Task goal: Count lines holding the word "icon". Only the number is wanted.

Entries shown:
_ _ _ _ _

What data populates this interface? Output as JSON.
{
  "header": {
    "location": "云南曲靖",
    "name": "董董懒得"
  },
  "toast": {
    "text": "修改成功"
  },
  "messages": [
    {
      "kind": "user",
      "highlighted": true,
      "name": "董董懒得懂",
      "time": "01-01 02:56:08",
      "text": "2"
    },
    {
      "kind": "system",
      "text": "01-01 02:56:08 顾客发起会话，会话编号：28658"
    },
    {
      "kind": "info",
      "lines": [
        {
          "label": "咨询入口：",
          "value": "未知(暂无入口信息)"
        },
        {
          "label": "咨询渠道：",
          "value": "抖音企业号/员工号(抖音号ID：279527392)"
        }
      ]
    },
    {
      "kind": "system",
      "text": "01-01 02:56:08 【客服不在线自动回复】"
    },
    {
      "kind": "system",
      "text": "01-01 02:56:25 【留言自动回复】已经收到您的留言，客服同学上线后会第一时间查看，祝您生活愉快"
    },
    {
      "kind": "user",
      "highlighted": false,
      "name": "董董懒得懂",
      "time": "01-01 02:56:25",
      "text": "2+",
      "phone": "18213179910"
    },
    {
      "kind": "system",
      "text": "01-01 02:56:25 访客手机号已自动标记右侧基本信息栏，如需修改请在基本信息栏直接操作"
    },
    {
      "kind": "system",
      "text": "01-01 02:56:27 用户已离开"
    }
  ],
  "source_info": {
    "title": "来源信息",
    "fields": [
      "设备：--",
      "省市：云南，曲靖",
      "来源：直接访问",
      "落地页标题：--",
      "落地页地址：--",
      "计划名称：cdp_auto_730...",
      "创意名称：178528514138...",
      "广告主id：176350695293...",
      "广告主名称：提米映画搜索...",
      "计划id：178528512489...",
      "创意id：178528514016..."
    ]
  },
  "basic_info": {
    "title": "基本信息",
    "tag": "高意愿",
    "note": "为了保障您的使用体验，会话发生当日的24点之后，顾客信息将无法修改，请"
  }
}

_ _ _ _ _

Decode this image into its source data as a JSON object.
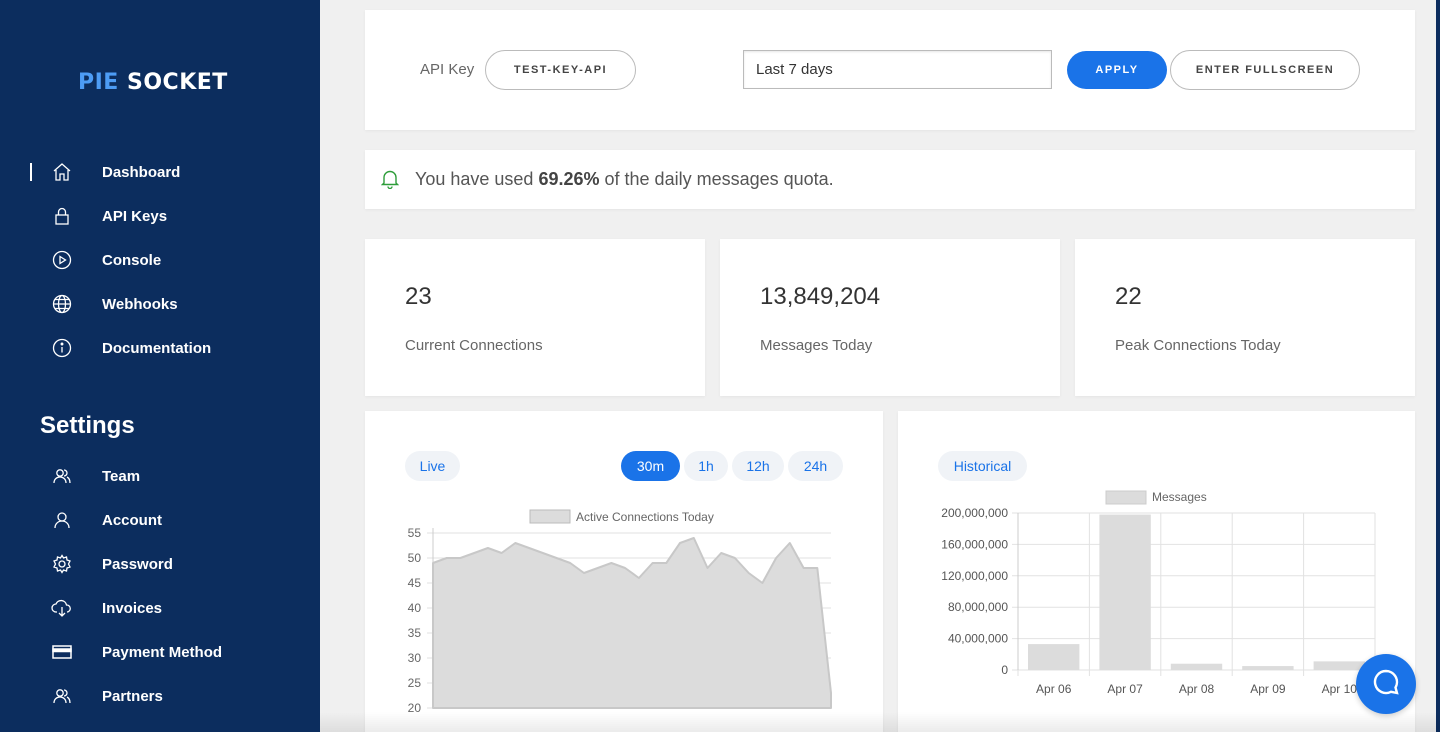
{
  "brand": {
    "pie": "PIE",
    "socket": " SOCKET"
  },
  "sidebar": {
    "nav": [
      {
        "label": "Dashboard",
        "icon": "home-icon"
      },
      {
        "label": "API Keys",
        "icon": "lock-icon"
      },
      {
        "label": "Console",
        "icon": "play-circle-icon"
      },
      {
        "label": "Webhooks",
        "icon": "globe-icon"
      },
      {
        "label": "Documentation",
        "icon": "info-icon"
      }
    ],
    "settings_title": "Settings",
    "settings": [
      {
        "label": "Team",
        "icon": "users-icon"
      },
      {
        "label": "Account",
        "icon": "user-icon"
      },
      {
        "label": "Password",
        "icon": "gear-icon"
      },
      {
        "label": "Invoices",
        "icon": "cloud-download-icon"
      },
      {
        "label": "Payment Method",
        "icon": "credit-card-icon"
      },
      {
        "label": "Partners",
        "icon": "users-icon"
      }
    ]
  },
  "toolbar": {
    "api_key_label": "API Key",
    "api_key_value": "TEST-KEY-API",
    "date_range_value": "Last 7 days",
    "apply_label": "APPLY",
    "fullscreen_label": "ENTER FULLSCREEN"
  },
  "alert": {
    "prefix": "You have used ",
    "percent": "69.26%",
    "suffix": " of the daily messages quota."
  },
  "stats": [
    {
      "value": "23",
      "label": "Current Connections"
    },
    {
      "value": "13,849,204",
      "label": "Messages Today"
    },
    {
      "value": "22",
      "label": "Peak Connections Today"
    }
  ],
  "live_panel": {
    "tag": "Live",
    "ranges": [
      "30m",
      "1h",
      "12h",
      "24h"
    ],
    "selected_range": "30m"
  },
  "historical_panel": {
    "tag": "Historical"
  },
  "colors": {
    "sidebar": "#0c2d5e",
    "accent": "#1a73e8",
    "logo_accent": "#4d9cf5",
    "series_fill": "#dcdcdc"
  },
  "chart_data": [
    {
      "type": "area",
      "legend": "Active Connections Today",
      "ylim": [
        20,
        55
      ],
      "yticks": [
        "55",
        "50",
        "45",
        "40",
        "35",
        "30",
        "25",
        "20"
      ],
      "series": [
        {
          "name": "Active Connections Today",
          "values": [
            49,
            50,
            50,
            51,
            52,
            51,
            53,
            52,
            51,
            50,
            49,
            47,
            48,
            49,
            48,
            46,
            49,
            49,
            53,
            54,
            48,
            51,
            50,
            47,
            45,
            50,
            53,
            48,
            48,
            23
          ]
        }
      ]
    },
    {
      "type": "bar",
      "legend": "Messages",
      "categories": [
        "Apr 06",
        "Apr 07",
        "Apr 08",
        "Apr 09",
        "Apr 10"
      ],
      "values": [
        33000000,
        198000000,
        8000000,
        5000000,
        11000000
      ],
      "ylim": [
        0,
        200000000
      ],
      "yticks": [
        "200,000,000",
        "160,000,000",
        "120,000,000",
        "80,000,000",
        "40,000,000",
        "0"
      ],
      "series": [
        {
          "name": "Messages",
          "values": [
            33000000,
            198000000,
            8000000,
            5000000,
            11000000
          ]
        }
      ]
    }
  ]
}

_ _ _ _ _

Solved exercise: 11